Re: [WIP] Effective storage of duplicates in B-tree index.

Bruce Momjian
On Wed, Jul 10, 2019 at 09:53:04PM -0700, Peter Geoghegan wrote:

> Anyway, I think that *hundreds* or even *thousands* of rows are
> effectively locked all at once when a bitmap index needs to be updated
> in these other systems -- and I mean a heavyweight lock that lasts
> until the xact commits or aborts, like a Postgres row lock. As I said,
> this is necessary simply because the transaction might need to roll
> back. Of course, your patch never needs to do anything like that --
> the only risk is that buffer lock contention will be increased. Maybe
> VACUUM isn't so bad after all!
>
> Doing deduplication adaptively and automatically in nbtree seems like
> it might play to the strengths of Postgres, while also ameliorating
> its weaknesses. As the same paper goes on to say, it's actually quite
> unusual that PostgreSQL has *transactional* full text search built in
> (using GIN), and offers transactional, high concurrency spatial
> indexing (using GiST). Actually, this is an additional advantages of
> our "pure" approach to MVCC -- we can add new high concurrency,
> transactional access methods relatively easily.

Wow, I never thought of that.  The only things I know we lock until
transaction end are rows we update (against concurrent updates), and
additions to unique indexes.  By definition, indexes with many
duplicates are not unique, so that doesn't apply.

--
  Bruce Momjian  <[hidden email]>        http://momjian.us
  EnterpriseDB                             http://enterprisedb.com

+ As you are, so once was I.  As I am, so you will be. +
+                      Ancient Roman grave inscription +


Reply | Threaded
Open this post in threaded view
|

Re: [WIP] Effective storage of duplicates in B-tree index.

Alexander Korotkov
In reply to this post by Peter Geoghegan-4
Hi Peter,

Thank you very much for your attention to this patch. Let me comment
some points of your message.

On Sun, Jul 7, 2019 at 2:09 AM Peter Geoghegan <[hidden email]> wrote:

> On Thu, Jul 4, 2019 at 5:06 AM Anastasia Lubennikova
> <[hidden email]> wrote:
> > The new version of the patch is attached.
> > This version is even simpler than the previous one,
> > thanks to the recent btree design changes and all the feedback I received.
> > I consider it ready for review and testing.
>
> I took a closer look at this patch, and have some general thoughts on
> its design, and specific feedback on the implementation.

◆ WHAT THIS TASK INVOLVES: List every person named in the thread about storing duplicates in B-tree indexes. The records are not needed here.

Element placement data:
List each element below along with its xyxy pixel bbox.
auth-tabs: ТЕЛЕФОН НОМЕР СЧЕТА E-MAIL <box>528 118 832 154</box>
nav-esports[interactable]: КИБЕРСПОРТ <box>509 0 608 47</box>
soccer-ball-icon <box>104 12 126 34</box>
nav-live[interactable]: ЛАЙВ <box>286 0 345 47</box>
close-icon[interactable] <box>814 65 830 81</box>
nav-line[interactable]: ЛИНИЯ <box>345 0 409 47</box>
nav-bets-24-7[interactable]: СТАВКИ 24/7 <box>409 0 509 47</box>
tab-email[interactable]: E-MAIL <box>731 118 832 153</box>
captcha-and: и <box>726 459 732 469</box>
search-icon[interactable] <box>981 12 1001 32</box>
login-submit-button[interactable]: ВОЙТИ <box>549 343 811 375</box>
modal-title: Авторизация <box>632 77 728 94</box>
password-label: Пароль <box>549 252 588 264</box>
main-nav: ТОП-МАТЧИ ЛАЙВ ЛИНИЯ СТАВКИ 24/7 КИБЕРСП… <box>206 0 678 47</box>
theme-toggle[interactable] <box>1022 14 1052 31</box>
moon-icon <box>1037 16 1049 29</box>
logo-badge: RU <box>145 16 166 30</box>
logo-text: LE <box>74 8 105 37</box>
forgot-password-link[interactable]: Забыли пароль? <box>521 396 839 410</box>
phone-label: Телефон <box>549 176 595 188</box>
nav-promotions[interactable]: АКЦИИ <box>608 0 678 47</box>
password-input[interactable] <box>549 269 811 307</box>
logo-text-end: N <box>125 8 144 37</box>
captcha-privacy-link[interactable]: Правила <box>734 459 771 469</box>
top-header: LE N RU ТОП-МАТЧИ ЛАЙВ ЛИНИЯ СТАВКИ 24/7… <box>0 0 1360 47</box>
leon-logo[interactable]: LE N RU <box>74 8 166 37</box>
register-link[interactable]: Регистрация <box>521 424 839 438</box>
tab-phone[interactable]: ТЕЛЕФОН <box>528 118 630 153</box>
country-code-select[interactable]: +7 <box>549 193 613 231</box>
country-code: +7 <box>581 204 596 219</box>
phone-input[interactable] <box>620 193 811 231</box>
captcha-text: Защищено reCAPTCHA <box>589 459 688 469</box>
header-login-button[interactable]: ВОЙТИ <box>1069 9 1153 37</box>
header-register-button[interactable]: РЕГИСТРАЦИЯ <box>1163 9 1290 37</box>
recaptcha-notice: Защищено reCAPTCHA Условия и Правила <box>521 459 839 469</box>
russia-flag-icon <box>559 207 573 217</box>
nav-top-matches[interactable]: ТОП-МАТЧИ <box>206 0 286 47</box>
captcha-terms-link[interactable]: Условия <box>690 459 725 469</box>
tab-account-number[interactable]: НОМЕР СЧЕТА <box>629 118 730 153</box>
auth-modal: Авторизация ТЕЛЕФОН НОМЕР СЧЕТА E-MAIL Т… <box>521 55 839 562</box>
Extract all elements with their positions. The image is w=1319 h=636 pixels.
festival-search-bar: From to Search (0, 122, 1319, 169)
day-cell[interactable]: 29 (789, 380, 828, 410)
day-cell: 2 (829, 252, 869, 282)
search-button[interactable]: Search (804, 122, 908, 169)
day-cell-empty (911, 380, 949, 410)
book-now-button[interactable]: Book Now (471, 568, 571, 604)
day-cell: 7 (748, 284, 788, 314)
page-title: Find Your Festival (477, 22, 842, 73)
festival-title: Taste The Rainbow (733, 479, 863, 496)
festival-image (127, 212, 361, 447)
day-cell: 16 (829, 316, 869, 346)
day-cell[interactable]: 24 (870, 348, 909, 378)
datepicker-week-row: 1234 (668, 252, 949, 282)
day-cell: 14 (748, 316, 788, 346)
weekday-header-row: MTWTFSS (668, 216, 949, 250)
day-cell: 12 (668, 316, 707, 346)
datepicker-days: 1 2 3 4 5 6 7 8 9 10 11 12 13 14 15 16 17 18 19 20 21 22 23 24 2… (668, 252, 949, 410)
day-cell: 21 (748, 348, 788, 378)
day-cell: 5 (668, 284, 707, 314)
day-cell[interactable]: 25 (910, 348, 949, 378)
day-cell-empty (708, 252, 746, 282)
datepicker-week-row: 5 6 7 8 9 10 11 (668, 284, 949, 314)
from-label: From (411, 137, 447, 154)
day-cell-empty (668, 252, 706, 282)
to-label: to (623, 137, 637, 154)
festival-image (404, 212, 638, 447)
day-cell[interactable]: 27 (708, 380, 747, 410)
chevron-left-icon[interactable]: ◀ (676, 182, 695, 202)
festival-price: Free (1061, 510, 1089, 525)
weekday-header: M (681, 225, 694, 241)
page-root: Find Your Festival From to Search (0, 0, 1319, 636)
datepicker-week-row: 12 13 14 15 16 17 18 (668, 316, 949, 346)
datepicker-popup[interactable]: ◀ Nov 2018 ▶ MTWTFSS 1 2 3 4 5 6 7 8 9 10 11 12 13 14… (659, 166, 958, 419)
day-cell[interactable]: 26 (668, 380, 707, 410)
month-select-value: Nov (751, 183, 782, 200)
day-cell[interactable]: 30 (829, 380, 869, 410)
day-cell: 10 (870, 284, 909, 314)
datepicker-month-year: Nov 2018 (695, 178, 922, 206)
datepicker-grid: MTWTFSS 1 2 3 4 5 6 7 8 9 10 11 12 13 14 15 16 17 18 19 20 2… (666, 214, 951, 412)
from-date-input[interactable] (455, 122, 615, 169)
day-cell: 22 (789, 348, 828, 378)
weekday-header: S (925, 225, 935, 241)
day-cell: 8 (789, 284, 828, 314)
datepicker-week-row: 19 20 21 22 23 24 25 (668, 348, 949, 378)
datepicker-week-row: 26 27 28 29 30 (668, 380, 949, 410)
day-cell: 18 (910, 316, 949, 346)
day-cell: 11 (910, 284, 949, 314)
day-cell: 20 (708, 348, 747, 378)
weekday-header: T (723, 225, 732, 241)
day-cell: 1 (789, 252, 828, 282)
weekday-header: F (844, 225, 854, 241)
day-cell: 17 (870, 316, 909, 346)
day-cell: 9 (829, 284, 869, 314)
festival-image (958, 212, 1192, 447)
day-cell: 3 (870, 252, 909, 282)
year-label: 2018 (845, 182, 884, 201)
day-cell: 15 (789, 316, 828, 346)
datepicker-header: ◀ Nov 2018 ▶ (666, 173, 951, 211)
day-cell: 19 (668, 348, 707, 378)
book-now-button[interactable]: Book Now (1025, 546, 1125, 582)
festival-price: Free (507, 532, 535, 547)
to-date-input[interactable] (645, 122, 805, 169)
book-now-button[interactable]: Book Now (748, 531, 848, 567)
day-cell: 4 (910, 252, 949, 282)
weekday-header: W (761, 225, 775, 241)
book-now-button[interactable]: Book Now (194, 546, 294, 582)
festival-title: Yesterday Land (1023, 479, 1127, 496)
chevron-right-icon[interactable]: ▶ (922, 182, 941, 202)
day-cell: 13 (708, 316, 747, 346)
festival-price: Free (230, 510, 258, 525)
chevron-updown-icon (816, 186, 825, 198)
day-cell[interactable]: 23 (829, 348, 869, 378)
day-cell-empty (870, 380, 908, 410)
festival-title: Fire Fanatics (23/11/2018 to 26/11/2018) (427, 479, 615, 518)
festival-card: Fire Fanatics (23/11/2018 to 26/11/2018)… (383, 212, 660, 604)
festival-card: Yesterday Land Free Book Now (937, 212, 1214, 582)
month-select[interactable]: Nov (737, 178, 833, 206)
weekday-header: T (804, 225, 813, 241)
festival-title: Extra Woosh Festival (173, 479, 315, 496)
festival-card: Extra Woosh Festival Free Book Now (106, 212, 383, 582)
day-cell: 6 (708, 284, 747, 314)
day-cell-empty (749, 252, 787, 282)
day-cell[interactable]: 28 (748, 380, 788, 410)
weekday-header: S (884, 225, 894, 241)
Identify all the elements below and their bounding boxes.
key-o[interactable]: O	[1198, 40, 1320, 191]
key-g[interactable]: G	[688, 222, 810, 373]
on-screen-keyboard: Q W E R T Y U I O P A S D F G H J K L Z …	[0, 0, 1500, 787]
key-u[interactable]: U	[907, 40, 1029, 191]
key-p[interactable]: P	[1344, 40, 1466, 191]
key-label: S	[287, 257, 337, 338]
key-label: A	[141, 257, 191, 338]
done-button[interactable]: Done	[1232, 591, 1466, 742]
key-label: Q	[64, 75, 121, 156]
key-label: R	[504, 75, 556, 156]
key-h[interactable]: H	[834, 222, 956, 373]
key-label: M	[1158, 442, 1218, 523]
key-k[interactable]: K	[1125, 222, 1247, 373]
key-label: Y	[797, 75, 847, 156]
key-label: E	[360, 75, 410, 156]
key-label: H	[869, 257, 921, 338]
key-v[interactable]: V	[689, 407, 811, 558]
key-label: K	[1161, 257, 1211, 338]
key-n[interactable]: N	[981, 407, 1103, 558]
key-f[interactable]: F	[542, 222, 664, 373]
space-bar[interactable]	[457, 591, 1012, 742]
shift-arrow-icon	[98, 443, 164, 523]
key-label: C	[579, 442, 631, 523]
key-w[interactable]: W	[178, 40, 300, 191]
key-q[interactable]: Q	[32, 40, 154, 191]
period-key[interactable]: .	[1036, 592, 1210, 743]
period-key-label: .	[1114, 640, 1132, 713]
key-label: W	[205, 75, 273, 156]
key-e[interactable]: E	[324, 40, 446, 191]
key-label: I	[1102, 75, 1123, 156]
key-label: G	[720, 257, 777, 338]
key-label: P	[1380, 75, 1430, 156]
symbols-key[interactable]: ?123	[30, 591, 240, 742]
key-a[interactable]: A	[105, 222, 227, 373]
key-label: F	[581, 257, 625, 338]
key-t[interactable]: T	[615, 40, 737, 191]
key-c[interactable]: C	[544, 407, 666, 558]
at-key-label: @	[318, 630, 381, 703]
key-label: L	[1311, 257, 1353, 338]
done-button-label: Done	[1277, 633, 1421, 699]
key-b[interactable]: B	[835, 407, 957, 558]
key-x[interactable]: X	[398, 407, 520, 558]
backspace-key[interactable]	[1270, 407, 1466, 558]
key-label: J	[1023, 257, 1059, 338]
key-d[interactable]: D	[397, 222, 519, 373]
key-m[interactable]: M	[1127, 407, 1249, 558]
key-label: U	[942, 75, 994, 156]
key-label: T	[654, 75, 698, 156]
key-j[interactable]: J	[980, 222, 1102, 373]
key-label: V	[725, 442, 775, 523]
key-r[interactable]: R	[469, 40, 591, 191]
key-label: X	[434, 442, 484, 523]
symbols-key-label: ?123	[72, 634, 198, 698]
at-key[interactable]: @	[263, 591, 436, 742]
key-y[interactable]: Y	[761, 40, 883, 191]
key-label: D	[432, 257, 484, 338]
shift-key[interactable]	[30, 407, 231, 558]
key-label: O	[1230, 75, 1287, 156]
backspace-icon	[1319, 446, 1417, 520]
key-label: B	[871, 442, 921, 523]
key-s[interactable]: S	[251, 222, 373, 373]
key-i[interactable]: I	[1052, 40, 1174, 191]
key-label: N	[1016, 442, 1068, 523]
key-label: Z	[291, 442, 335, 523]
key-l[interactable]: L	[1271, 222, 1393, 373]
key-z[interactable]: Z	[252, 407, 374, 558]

◆ EXERCISE SOLUTION: Bruce Momjian, Peter Geoghegan, Alexander Korotkov, Anastasia Lubennikova